**ACTION ITEM**
The output should be all entries, each matching the original exactly.

Extracted records
'''

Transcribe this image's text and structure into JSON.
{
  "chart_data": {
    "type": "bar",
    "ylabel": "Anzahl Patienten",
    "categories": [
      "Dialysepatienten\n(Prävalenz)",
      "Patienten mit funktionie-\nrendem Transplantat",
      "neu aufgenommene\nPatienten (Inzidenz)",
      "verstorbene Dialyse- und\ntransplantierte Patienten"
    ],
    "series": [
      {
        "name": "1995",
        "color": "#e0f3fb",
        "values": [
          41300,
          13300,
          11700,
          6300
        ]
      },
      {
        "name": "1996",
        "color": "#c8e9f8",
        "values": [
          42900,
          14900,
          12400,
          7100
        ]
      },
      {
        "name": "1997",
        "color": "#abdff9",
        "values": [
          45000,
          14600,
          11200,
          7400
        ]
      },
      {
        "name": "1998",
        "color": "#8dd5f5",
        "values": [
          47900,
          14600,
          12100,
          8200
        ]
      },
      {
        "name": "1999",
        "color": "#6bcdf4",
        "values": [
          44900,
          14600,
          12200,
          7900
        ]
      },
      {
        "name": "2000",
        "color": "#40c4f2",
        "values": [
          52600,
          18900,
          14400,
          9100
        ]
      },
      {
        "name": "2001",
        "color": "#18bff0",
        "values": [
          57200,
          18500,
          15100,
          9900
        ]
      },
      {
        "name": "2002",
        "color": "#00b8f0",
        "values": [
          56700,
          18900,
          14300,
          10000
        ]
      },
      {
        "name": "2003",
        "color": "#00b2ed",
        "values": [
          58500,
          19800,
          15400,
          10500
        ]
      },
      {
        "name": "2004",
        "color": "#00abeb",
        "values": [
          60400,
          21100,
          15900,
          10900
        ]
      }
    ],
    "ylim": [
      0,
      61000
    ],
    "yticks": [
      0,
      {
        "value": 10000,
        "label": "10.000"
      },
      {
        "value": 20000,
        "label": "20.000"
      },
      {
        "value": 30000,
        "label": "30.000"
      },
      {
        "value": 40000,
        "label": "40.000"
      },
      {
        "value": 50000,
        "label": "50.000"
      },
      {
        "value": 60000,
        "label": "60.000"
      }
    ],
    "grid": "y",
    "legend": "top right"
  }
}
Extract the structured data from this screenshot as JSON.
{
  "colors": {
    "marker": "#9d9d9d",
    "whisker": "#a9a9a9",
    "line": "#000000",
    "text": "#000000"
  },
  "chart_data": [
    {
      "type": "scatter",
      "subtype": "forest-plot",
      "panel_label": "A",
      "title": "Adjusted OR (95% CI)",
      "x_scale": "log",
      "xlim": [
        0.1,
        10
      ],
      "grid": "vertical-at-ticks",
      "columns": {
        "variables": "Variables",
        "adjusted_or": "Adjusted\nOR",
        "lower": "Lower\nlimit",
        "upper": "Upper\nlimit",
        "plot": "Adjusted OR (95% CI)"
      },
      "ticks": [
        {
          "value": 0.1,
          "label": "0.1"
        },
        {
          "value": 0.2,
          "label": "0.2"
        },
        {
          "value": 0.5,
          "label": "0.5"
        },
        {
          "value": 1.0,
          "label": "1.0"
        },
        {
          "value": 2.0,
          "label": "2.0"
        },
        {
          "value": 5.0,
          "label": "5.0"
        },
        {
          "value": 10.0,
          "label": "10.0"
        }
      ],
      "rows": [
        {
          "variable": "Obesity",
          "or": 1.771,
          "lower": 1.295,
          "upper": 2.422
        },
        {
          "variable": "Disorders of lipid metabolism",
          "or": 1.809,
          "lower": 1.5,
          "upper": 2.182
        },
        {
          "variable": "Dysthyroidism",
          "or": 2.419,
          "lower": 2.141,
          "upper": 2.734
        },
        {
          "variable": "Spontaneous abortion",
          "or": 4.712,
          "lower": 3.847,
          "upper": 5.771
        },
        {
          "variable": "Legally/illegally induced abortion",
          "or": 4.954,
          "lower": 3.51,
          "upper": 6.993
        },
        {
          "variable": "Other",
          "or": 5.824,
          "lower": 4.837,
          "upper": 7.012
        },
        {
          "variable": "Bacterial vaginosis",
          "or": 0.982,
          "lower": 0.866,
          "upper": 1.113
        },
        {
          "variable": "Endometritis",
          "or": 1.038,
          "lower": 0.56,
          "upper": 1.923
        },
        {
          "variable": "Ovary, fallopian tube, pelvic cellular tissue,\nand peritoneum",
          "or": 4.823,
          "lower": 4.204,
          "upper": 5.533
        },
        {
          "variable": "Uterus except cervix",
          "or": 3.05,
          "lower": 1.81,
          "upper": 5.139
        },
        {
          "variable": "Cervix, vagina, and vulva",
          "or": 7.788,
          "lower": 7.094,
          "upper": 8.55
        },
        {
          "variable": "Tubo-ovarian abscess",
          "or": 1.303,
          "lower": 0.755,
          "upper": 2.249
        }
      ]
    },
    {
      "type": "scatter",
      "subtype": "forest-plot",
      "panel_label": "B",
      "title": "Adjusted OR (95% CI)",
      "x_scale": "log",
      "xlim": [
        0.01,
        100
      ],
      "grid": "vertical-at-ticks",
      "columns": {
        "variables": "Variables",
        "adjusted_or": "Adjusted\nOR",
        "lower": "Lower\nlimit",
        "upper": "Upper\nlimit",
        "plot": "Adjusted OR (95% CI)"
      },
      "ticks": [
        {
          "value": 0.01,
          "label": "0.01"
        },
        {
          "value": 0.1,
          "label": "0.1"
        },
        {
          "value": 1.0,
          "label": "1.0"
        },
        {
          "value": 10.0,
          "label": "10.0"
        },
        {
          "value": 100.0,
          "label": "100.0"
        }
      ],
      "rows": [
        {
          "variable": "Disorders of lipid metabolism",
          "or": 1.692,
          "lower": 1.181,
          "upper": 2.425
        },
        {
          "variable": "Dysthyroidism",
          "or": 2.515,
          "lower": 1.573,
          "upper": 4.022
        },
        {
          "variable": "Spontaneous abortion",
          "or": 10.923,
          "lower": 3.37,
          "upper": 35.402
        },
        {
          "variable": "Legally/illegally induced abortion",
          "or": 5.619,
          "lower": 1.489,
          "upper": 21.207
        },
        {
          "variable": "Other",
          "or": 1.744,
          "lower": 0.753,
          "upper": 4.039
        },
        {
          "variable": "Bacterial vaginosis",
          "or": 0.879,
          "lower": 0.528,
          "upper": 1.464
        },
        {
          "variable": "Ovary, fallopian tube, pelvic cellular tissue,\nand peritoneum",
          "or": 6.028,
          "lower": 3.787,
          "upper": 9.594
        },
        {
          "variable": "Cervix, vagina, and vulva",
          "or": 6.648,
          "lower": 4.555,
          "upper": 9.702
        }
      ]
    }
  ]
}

'''

**RESPONSE TO THIS TASK**
Transcribe this image's text and structure into JSON.
{
  "chart_data": {
    "type": "bar",
    "ylabel": "Anzahl Patienten",
    "categories": [
      "Dialysepatienten\n(Prävalenz)",
      "Patienten mit funktionie-\nrendem Transplantat",
      "neu aufgenommene\nPatienten (Inzidenz)",
      "verstorbene Dialyse- und\ntransplantierte Patienten"
    ],
    "series": [
      {
        "name": "1995",
        "color": "#e0f3fb",
        "values": [
          41300,
          13300,
          11700,
          6300
        ]
      },
      {
        "name": "1996",
        "color": "#c8e9f8",
        "values": [
          42900,
          14900,
          12400,
          7100
        ]
      },
      {
        "name": "1997",
        "color": "#abdff9",
        "values": [
          45000,
          14600,
          11200,
          7400
        ]
      },
      {
        "name": "1998",
        "color": "#8dd5f5",
        "values": [
          47900,
          14600,
          12100,
          8200
        ]
      },
      {
        "name": "1999",
        "color": "#6bcdf4",
        "values": [
          44900,
          14600,
          12200,
          7900
        ]
      },
      {
        "name": "2000",
        "color": "#40c4f2",
        "values": [
          52600,
          18900,
          14400,
          9100
        ]
      },
      {
        "name": "2001",
        "color": "#18bff0",
        "values": [
          57200,
          18500,
          15100,
          9900
        ]
      },
      {
        "name": "2002",
        "color": "#00b8f0",
        "values": [
          56700,
          18900,
          14300,
          10000
        ]
      },
      {
        "name": "2003",
        "color": "#00b2ed",
        "values": [
          58500,
          19800,
          15400,
          10500
        ]
      },
      {
        "name": "2004",
        "color": "#00abeb",
        "values": [
          60400,
          21100,
          15900,
          10900
        ]
      }
    ],
    "ylim": [
      0,
      61000
    ],
    "yticks": [
      0,
      {
        "value": 10000,
        "label": "10.000"
      },
      {
        "value": 20000,
        "label": "20.000"
      },
      {
        "value": 30000,
        "label": "30.000"
      },
      {
        "value": 40000,
        "label": "40.000"
      },
      {
        "value": 50000,
        "label": "50.000"
      },
      {
        "value": 60000,
        "label": "60.000"
      }
    ],
    "grid": "y",
    "legend": "top right"
  }
}
Extract the structured data from this screenshot as JSON.
{
  "colors": {
    "marker": "#9d9d9d",
    "whisker": "#a9a9a9",
    "line": "#000000",
    "text": "#000000"
  },
  "chart_data": [
    {
      "type": "scatter",
      "subtype": "forest-plot",
      "panel_label": "A",
      "title": "Adjusted OR (95% CI)",
      "x_scale": "log",
      "xlim": [
        0.1,
        10
      ],
      "grid": "vertical-at-ticks",
      "columns": {
        "variables": "Variables",
        "adjusted_or": "Adjusted\nOR",
        "lower": "Lower\nlimit",
        "upper": "Upper\nlimit",
        "plot": "Adjusted OR (95% CI)"
      },
      "ticks": [
        {
          "value": 0.1,
          "label": "0.1"
        },
        {
          "value": 0.2,
          "label": "0.2"
        },
        {
          "value": 0.5,
          "label": "0.5"
        },
        {
          "value": 1.0,
          "label": "1.0"
        },
        {
          "value": 2.0,
          "label": "2.0"
        },
        {
          "value": 5.0,
          "label": "5.0"
        },
        {
          "value": 10.0,
          "label": "10.0"
        }
      ],
      "rows": [
        {
          "variable": "Obesity",
          "or": 1.771,
          "lower": 1.295,
          "upper": 2.422
        },
        {
          "variable": "Disorders of lipid metabolism",
          "or": 1.809,
          "lower": 1.5,
          "upper": 2.182
        },
        {
          "variable": "Dysthyroidism",
          "or": 2.419,
          "lower": 2.141,
          "upper": 2.734
        },
        {
          "variable": "Spontaneous abortion",
          "or": 4.712,
          "lower": 3.847,
          "upper": 5.771
        },
        {
          "variable": "Legally/illegally induced abortion",
          "or": 4.954,
          "lower": 3.51,
          "upper": 6.993
        },
        {
          "variable": "Other",
          "or": 5.824,
          "lower": 4.837,
          "upper": 7.012
        },
        {
          "variable": "Bacterial vaginosis",
          "or": 0.982,
          "lower": 0.866,
          "upper": 1.113
        },
        {
          "variable": "Endometritis",
          "or": 1.038,
          "lower": 0.56,
          "upper": 1.923
        },
        {
          "variable": "Ovary, fallopian tube, pelvic cellular tissue,\nand peritoneum",
          "or": 4.823,
          "lower": 4.204,
          "upper": 5.533
        },
        {
          "variable": "Uterus except cervix",
          "or": 3.05,
          "lower": 1.81,
          "upper": 5.139
        },
        {
          "variable": "Cervix, vagina, and vulva",
          "or": 7.788,
          "lower": 7.094,
          "upper": 8.55
        },
        {
          "variable": "Tubo-ovarian abscess",
          "or": 1.303,
          "lower": 0.755,
          "upper": 2.249
        }
      ]
    },
    {
      "type": "scatter",
      "subtype": "forest-plot",
      "panel_label": "B",
      "title": "Adjusted OR (95% CI)",
      "x_scale": "log",
      "xlim": [
        0.01,
        100
      ],
      "grid": "vertical-at-ticks",
      "columns": {
        "variables": "Variables",
        "adjusted_or": "Adjusted\nOR",
        "lower": "Lower\nlimit",
        "upper": "Upper\nlimit",
        "plot": "Adjusted OR (95% CI)"
      },
      "ticks": [
        {
          "value": 0.01,
          "label": "0.01"
        },
        {
          "value": 0.1,
          "label": "0.1"
        },
        {
          "value": 1.0,
          "label": "1.0"
        },
        {
          "value": 10.0,
          "label": "10.0"
        },
        {
          "value": 100.0,
          "label": "100.0"
        }
      ],
      "rows": [
        {
          "variable": "Disorders of lipid metabolism",
          "or": 1.692,
          "lower": 1.181,
          "upper": 2.425
        },
        {
          "variable": "Dysthyroidism",
          "or": 2.515,
          "lower": 1.573,
          "upper": 4.022
        },
        {
          "variable": "Spontaneous abortion",
          "or": 10.923,
          "lower": 3.37,
          "upper": 35.402
        },
        {
          "variable": "Legally/illegally induced abortion",
          "or": 5.619,
          "lower": 1.489,
          "upper": 21.207
        },
        {
          "variable": "Other",
          "or": 1.744,
          "lower": 0.753,
          "upper": 4.039
        },
        {
          "variable": "Bacterial vaginosis",
          "or": 0.879,
          "lower": 0.528,
          "upper": 1.464
        },
        {
          "variable": "Ovary, fallopian tube, pelvic cellular tissue,\nand peritoneum",
          "or": 6.028,
          "lower": 3.787,
          "upper": 9.594
        },
        {
          "variable": "Cervix, vagina, and vulva",
          "or": 6.648,
          "lower": 4.555,
          "upper": 9.702
        }
      ]
    }
  ]
}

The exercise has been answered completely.